### Exercise instructions
Restate all the material verbatim, except for the pictures.
>>>>>
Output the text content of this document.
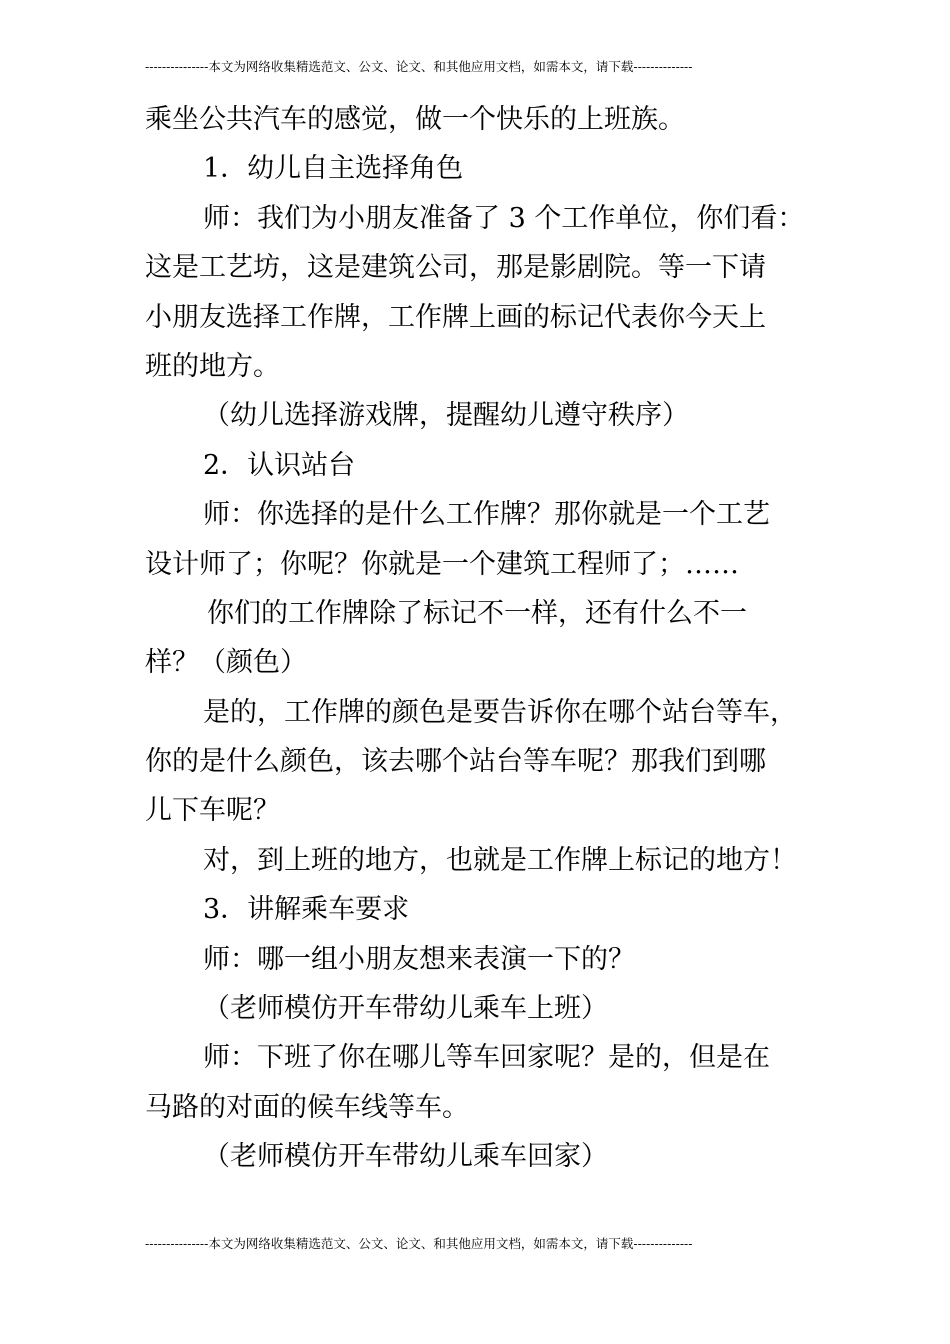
---------------本文为网络收集精选范文、公文、论文、和其他应用文档，如需本文，请下载--------------
乘坐公共汽车的感觉，做一个快乐的上班族。
1．幼儿自主选择角色
师：我们为小朋友准备了 3 个工作单位，你们看：
这是工艺坊，这是建筑公司，那是影剧院。等一下请
小朋友选择工作牌，工作牌上画的标记代表你今天上
班的地方。
（幼儿选择游戏牌，提醒幼儿遵守秩序）
2．认识站台
师：你选择的是什么工作牌？那你就是一个工艺
设计师了；你呢？你就是一个建筑工程师了；……
你们的工作牌除了标记不一样，还有什么不一
样？（颜色）
是的，工作牌的颜色是要告诉你在哪个站台等车，
你的是什么颜色，该去哪个站台等车呢？那我们到哪
儿下车呢？
对，到上班的地方，也就是工作牌上标记的地方！
3．讲解乘车要求
师：哪一组小朋友想来表演一下的？
（老师模仿开车带幼儿乘车上班）
师：下班了你在哪儿等车回家呢？是的，但是在
马路的对面的候车线等车。
（老师模仿开车带幼儿乘车回家）
---------------本文为网络收集精选范文、公文、论文、和其他应用文档，如需本文，请下载--------------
<<<<<
### The solution
Output the text content of this document.
---------------本文为网络收集精选范文、公文、论文、和其他应用文档，如需本文，请下载--------------
乘坐公共汽车的感觉，做一个快乐的上班族。
1．幼儿自主选择角色
师：我们为小朋友准备了 3 个工作单位，你们看：
这是工艺坊，这是建筑公司，那是影剧院。等一下请
小朋友选择工作牌，工作牌上画的标记代表你今天上
班的地方。
（幼儿选择游戏牌，提醒幼儿遵守秩序）
2．认识站台
师：你选择的是什么工作牌？那你就是一个工艺
设计师了；你呢？你就是一个建筑工程师了；……
你们的工作牌除了标记不一样，还有什么不一
样？（颜色）
是的，工作牌的颜色是要告诉你在哪个站台等车，
你的是什么颜色，该去哪个站台等车呢？那我们到哪
儿下车呢？
对，到上班的地方，也就是工作牌上标记的地方！
3．讲解乘车要求
师：哪一组小朋友想来表演一下的？
（老师模仿开车带幼儿乘车上班）
师：下班了你在哪儿等车回家呢？是的，但是在
马路的对面的候车线等车。
（老师模仿开车带幼儿乘车回家）
---------------本文为网络收集精选范文、公文、论文、和其他应用文档，如需本文，请下载--------------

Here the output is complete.